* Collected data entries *
- - - -

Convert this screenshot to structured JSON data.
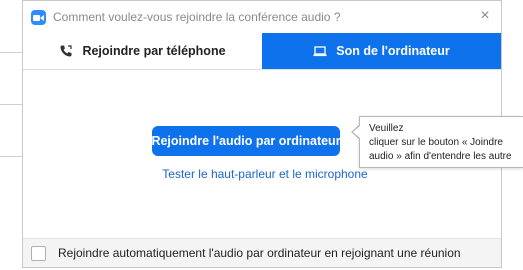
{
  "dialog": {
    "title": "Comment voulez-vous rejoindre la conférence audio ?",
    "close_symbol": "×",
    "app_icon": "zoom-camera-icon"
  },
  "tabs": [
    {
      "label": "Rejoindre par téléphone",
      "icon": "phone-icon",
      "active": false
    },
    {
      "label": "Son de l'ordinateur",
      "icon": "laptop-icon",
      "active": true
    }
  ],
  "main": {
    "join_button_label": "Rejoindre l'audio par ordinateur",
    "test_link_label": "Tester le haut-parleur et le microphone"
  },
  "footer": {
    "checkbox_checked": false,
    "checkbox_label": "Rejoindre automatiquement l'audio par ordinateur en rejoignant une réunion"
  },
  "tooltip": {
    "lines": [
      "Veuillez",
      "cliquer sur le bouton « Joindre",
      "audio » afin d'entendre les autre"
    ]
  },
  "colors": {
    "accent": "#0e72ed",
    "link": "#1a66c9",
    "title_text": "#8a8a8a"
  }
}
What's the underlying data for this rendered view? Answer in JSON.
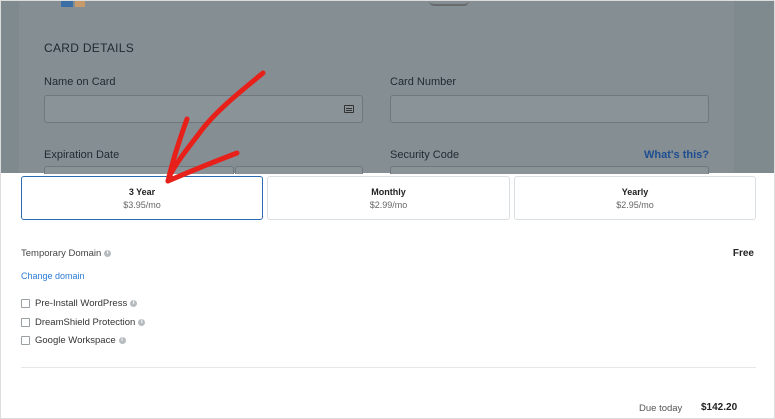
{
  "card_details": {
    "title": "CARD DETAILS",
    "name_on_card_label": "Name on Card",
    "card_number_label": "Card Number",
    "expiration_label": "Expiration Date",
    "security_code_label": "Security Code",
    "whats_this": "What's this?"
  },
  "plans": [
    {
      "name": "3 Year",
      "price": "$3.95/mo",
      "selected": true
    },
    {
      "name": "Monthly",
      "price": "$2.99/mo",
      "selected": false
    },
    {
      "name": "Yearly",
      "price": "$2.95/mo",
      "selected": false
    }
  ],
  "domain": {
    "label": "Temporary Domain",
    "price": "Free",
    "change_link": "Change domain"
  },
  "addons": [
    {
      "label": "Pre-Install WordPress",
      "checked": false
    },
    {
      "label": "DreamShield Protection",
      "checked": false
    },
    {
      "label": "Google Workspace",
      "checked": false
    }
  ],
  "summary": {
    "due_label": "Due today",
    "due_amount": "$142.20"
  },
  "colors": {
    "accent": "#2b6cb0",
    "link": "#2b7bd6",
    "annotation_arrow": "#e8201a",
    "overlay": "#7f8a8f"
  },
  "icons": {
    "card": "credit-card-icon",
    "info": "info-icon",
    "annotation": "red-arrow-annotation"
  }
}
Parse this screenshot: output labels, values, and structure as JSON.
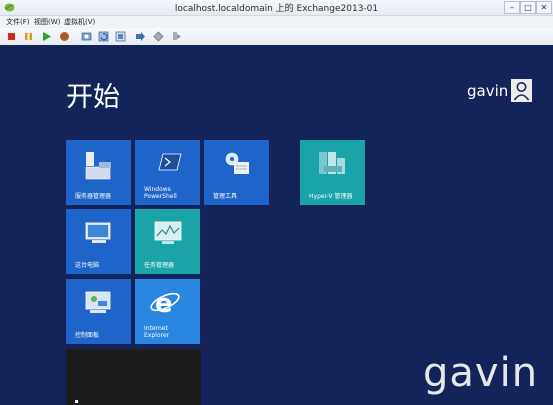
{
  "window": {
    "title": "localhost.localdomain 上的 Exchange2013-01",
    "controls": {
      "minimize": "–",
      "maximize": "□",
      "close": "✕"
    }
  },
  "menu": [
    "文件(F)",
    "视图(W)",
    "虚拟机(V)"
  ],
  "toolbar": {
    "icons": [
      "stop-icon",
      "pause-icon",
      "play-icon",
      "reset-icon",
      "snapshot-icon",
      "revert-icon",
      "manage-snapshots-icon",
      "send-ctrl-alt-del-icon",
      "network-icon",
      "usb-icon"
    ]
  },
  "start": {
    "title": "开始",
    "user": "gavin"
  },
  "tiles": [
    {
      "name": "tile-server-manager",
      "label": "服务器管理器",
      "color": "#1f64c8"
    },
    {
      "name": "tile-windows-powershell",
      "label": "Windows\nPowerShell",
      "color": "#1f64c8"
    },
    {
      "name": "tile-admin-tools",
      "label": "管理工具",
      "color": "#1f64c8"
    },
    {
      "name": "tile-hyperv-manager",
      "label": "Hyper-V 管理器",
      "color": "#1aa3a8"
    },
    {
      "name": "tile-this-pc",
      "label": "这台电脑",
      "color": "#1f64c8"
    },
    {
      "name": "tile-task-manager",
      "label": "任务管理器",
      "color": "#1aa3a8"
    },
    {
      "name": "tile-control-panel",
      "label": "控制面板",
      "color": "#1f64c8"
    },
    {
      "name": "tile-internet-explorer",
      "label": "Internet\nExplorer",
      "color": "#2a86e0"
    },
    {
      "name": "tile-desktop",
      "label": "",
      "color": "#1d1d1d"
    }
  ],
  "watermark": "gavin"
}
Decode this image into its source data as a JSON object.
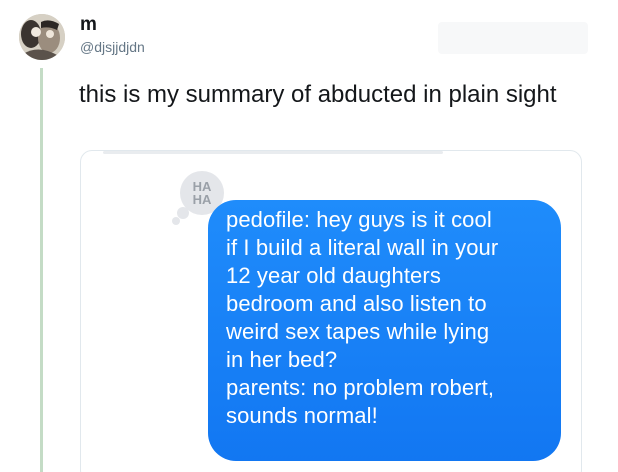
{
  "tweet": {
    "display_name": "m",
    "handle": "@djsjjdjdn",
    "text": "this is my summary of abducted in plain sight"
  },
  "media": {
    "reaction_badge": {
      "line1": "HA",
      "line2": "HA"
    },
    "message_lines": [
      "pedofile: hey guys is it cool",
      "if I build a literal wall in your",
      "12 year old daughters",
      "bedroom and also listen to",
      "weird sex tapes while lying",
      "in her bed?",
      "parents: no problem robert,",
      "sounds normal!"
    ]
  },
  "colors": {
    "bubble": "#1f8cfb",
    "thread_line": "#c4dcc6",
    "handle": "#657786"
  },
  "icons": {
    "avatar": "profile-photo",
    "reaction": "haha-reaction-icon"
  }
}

- - - -

* Aim of the task *
Leave out the pictures and transcribe everything else exactly.

* The solution *
Convert this screenshot to structured JSON data.
{
  "dialog": {
    "title": "Comment voulez-vous rejoindre la conférence audio ?",
    "close_symbol": "×",
    "app_icon": "zoom-camera-icon"
  },
  "tabs": [
    {
      "label": "Rejoindre par téléphone",
      "icon": "phone-icon",
      "active": false
    },
    {
      "label": "Son de l'ordinateur",
      "icon": "laptop-icon",
      "active": true
    }
  ],
  "main": {
    "join_button_label": "Rejoindre l'audio par ordinateur",
    "test_link_label": "Tester le haut-parleur et le microphone"
  },
  "footer": {
    "checkbox_checked": false,
    "checkbox_label": "Rejoindre automatiquement l'audio par ordinateur en rejoignant une réunion"
  },
  "tooltip": {
    "lines": [
      "Veuillez",
      "cliquer sur le bouton « Joindre",
      "audio » afin d'entendre les autre"
    ]
  },
  "colors": {
    "accent": "#0e72ed",
    "link": "#1a66c9",
    "title_text": "#8a8a8a"
  }
}
What's the underlying data for this rendered view? Answer in JSON.
{
  "card_details": {
    "title": "CARD DETAILS",
    "name_on_card_label": "Name on Card",
    "card_number_label": "Card Number",
    "expiration_label": "Expiration Date",
    "security_code_label": "Security Code",
    "whats_this": "What's this?"
  },
  "plans": [
    {
      "name": "3 Year",
      "price": "$3.95/mo",
      "selected": true
    },
    {
      "name": "Monthly",
      "price": "$2.99/mo",
      "selected": false
    },
    {
      "name": "Yearly",
      "price": "$2.95/mo",
      "selected": false
    }
  ],
  "domain": {
    "label": "Temporary Domain",
    "price": "Free",
    "change_link": "Change domain"
  },
  "addons": [
    {
      "label": "Pre-Install WordPress",
      "checked": false
    },
    {
      "label": "DreamShield Protection",
      "checked": false
    },
    {
      "label": "Google Workspace",
      "checked": false
    }
  ],
  "summary": {
    "due_label": "Due today",
    "due_amount": "$142.20"
  },
  "colors": {
    "accent": "#2b6cb0",
    "link": "#2b7bd6",
    "annotation_arrow": "#e8201a",
    "overlay": "#7f8a8f"
  },
  "icons": {
    "card": "credit-card-icon",
    "info": "info-icon",
    "annotation": "red-arrow-annotation"
  }
}
Parse this screenshot: output labels, values, and structure as JSON.
{
  "window": {
    "title": "localhost.localdomain 上的 Exchange2013-01",
    "controls": {
      "minimize": "–",
      "maximize": "□",
      "close": "✕"
    }
  },
  "menu": [
    "文件(F)",
    "视图(W)",
    "虚拟机(V)"
  ],
  "toolbar": {
    "icons": [
      "stop-icon",
      "pause-icon",
      "play-icon",
      "reset-icon",
      "snapshot-icon",
      "revert-icon",
      "manage-snapshots-icon",
      "send-ctrl-alt-del-icon",
      "network-icon",
      "usb-icon"
    ]
  },
  "start": {
    "title": "开始",
    "user": "gavin"
  },
  "tiles": [
    {
      "name": "tile-server-manager",
      "label": "服务器管理器",
      "color": "#1f64c8"
    },
    {
      "name": "tile-windows-powershell",
      "label": "Windows\nPowerShell",
      "color": "#1f64c8"
    },
    {
      "name": "tile-admin-tools",
      "label": "管理工具",
      "color": "#1f64c8"
    },
    {
      "name": "tile-hyperv-manager",
      "label": "Hyper-V 管理器",
      "color": "#1aa3a8"
    },
    {
      "name": "tile-this-pc",
      "label": "这台电脑",
      "color": "#1f64c8"
    },
    {
      "name": "tile-task-manager",
      "label": "任务管理器",
      "color": "#1aa3a8"
    },
    {
      "name": "tile-control-panel",
      "label": "控制面板",
      "color": "#1f64c8"
    },
    {
      "name": "tile-internet-explorer",
      "label": "Internet\nExplorer",
      "color": "#2a86e0"
    },
    {
      "name": "tile-desktop",
      "label": "",
      "color": "#1d1d1d"
    }
  ],
  "watermark": "gavin"
}
Decode this image into its source data as a JSON object.
{
  "tweet": {
    "display_name": "m",
    "handle": "@djsjjdjdn",
    "text": "this is my summary of abducted in plain sight"
  },
  "media": {
    "reaction_badge": {
      "line1": "HA",
      "line2": "HA"
    },
    "message_lines": [
      "pedofile: hey guys is it cool",
      "if I build a literal wall in your",
      "12 year old daughters",
      "bedroom and also listen to",
      "weird sex tapes while lying",
      "in her bed?",
      "parents: no problem robert,",
      "sounds normal!"
    ]
  },
  "colors": {
    "bubble": "#1f8cfb",
    "thread_line": "#c4dcc6",
    "handle": "#657786"
  },
  "icons": {
    "avatar": "profile-photo",
    "reaction": "haha-reaction-icon"
  }
}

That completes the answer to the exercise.